Short task | Please reproduce the entries below word for word, leaving out the pictures.

Provided data |
────────────────────
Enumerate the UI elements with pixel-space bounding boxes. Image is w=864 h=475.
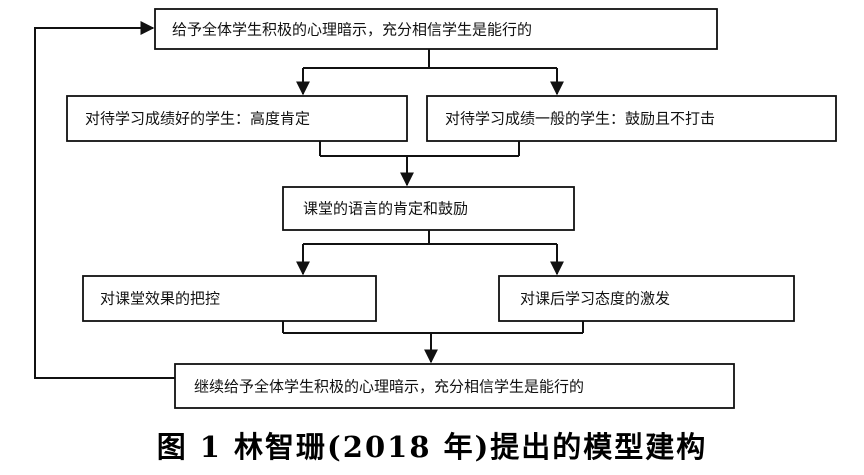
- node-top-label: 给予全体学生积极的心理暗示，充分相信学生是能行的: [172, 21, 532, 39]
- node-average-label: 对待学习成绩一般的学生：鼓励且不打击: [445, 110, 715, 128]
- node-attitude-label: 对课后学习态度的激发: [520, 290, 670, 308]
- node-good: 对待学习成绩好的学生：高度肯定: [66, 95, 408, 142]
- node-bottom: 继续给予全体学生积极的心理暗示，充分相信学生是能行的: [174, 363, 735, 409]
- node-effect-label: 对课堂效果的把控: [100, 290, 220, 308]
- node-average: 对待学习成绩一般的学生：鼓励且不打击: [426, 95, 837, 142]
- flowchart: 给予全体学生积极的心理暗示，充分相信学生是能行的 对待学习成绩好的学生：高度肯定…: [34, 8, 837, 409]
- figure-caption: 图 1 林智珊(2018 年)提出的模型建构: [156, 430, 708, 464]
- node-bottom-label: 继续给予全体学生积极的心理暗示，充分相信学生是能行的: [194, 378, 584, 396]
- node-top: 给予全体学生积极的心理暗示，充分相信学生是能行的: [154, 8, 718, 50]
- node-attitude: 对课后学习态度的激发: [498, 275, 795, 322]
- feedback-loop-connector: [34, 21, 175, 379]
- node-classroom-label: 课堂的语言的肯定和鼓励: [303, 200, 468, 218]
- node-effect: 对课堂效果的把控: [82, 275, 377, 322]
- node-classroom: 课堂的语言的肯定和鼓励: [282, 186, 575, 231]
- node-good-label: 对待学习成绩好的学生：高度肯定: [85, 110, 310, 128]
────────────────────
Answer to this exercise |
Enumerate the UI elements with pixel-space bounding boxes. Image is w=864 h=475.
- node-top-label: 给予全体学生积极的心理暗示，充分相信学生是能行的: [172, 21, 532, 39]
- node-average-label: 对待学习成绩一般的学生：鼓励且不打击: [445, 110, 715, 128]
- node-attitude-label: 对课后学习态度的激发: [520, 290, 670, 308]
- node-good: 对待学习成绩好的学生：高度肯定: [66, 95, 408, 142]
- node-bottom: 继续给予全体学生积极的心理暗示，充分相信学生是能行的: [174, 363, 735, 409]
- node-effect-label: 对课堂效果的把控: [100, 290, 220, 308]
- node-average: 对待学习成绩一般的学生：鼓励且不打击: [426, 95, 837, 142]
- flowchart: 给予全体学生积极的心理暗示，充分相信学生是能行的 对待学习成绩好的学生：高度肯定…: [34, 8, 837, 409]
- figure-caption: 图 1 林智珊(2018 年)提出的模型建构: [156, 430, 708, 464]
- node-bottom-label: 继续给予全体学生积极的心理暗示，充分相信学生是能行的: [194, 378, 584, 396]
- node-top: 给予全体学生积极的心理暗示，充分相信学生是能行的: [154, 8, 718, 50]
- node-attitude: 对课后学习态度的激发: [498, 275, 795, 322]
- feedback-loop-connector: [34, 21, 175, 379]
- node-classroom-label: 课堂的语言的肯定和鼓励: [303, 200, 468, 218]
- node-effect: 对课堂效果的把控: [82, 275, 377, 322]
- node-classroom: 课堂的语言的肯定和鼓励: [282, 186, 575, 231]
- node-good-label: 对待学习成绩好的学生：高度肯定: [85, 110, 310, 128]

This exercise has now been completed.